__Directions__
Report how many lines in the records below contain the word "Storied". Give only the number.

Figure contents as structured data:
********************
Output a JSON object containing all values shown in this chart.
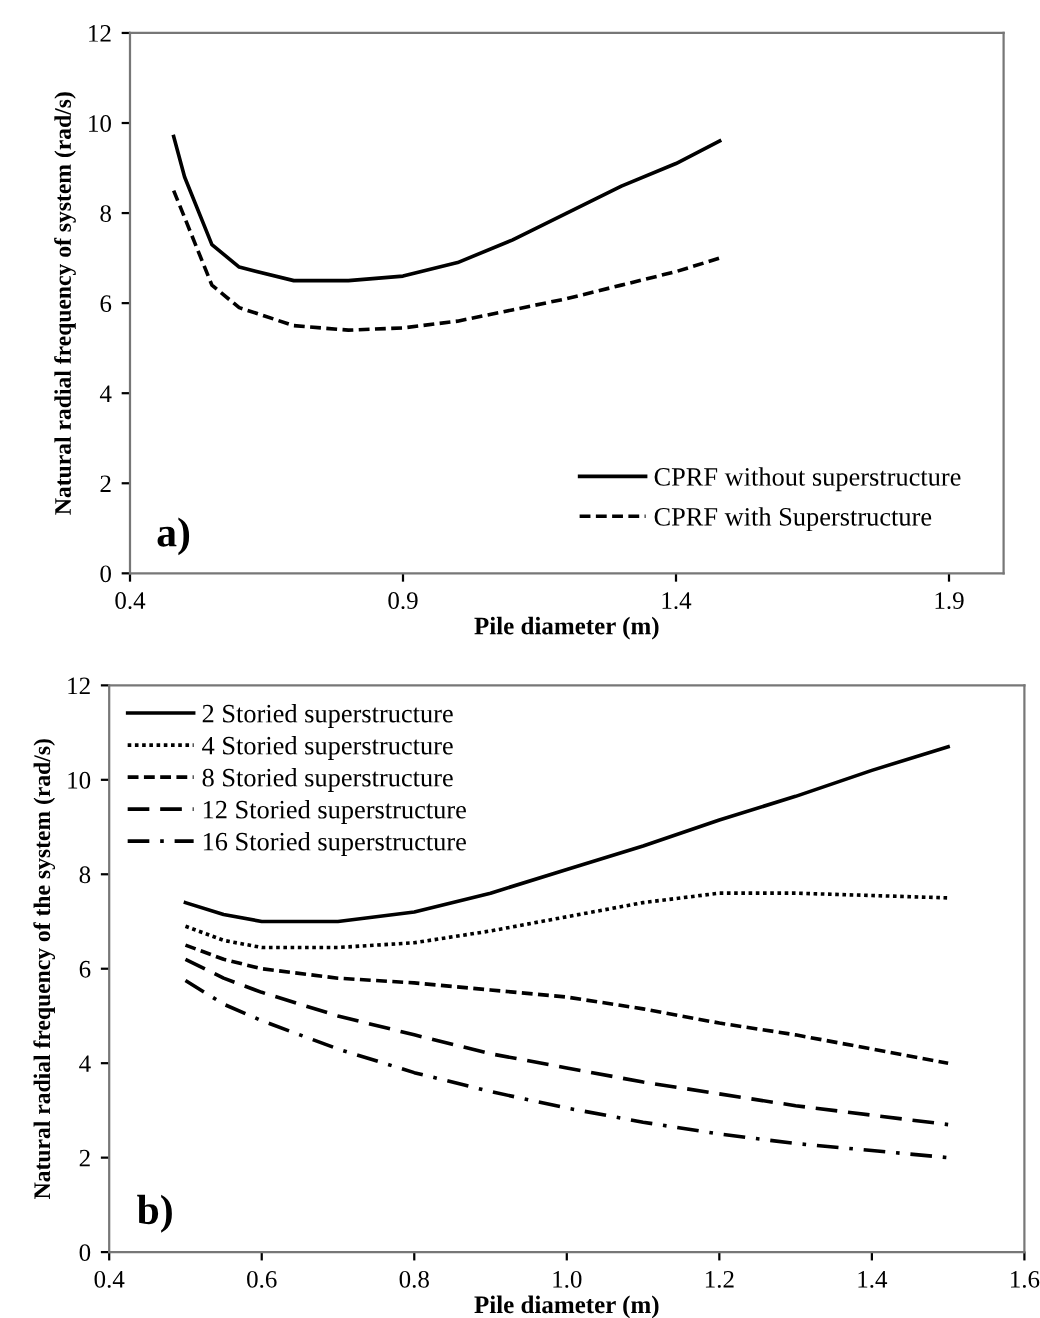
{
  "chart_data": [
    {
      "type": "line",
      "xlabel": "Pile diameter (m)",
      "ylabel": "Natural radial frequency of system (rad/s)",
      "annotations": [
        "a)"
      ],
      "xlim": [
        0.4,
        2.0
      ],
      "xticks": [
        0.4,
        0.9,
        1.4,
        1.9
      ],
      "ylim": [
        0,
        12
      ],
      "yticks": [
        0,
        2,
        4,
        6,
        8,
        10,
        12
      ],
      "grid": false,
      "legend": "bottom right",
      "series": [
        {
          "name": "CPRF without superstructure",
          "color": "#000000",
          "line_style": "solid",
          "x": [
            0.48,
            0.5,
            0.55,
            0.6,
            0.7,
            0.8,
            0.9,
            1.0,
            1.1,
            1.2,
            1.3,
            1.4,
            1.48
          ],
          "values": [
            9.7,
            8.8,
            7.3,
            6.8,
            6.5,
            6.5,
            6.6,
            6.9,
            7.4,
            8.0,
            8.6,
            9.1,
            9.6
          ]
        },
        {
          "name": "CPRF with Superstructure",
          "color": "#000000",
          "line_style": "dashed",
          "x": [
            0.48,
            0.52,
            0.55,
            0.6,
            0.7,
            0.8,
            0.9,
            1.0,
            1.1,
            1.2,
            1.3,
            1.4,
            1.48
          ],
          "values": [
            8.5,
            7.3,
            6.4,
            5.9,
            5.5,
            5.4,
            5.45,
            5.6,
            5.85,
            6.1,
            6.4,
            6.7,
            7.0
          ]
        }
      ]
    },
    {
      "type": "line",
      "xlabel": "Pile diameter (m)",
      "ylabel": "Natural radial frequency of the system (rad/s)",
      "annotations": [
        "b)"
      ],
      "xlim": [
        0.4,
        1.6
      ],
      "xticks": [
        0.4,
        0.6,
        0.8,
        {
          "value": 1.0,
          "label": "1.0"
        },
        1.2,
        1.4,
        1.6
      ],
      "ylim": [
        0,
        12
      ],
      "yticks": [
        0,
        2,
        4,
        6,
        8,
        10,
        12
      ],
      "grid": false,
      "legend": "top left",
      "x": [
        0.5,
        0.55,
        0.6,
        0.7,
        0.8,
        0.9,
        1.0,
        1.1,
        1.2,
        1.3,
        1.4,
        1.5
      ],
      "series": [
        {
          "name": "2 Storied superstructure",
          "color": "#000000",
          "line_style": "solid",
          "values": [
            7.4,
            7.15,
            7.0,
            7.0,
            7.2,
            7.6,
            8.1,
            8.6,
            9.15,
            9.65,
            10.2,
            10.7
          ]
        },
        {
          "name": "4 Storied superstructure",
          "color": "#000000",
          "line_style": "dotted",
          "values": [
            6.9,
            6.6,
            6.45,
            6.45,
            6.55,
            6.8,
            7.1,
            7.4,
            7.6,
            7.6,
            7.55,
            7.5
          ]
        },
        {
          "name": "8 Storied superstructure",
          "color": "#000000",
          "line_style": "dashed",
          "values": [
            6.5,
            6.2,
            6.0,
            5.8,
            5.7,
            5.55,
            5.4,
            5.15,
            4.85,
            4.6,
            4.3,
            4.0
          ]
        },
        {
          "name": "12 Storied superstructure",
          "color": "#000000",
          "line_style": "longdash",
          "values": [
            6.2,
            5.8,
            5.5,
            5.0,
            4.6,
            4.2,
            3.9,
            3.6,
            3.35,
            3.1,
            2.9,
            2.7
          ]
        },
        {
          "name": "16 Storied superstructure",
          "color": "#000000",
          "line_style": "dashdot",
          "values": [
            5.75,
            5.25,
            4.9,
            4.3,
            3.8,
            3.4,
            3.05,
            2.75,
            2.5,
            2.3,
            2.15,
            2.0
          ]
        }
      ]
    }
  ]
}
********************
__Answer to this task__
5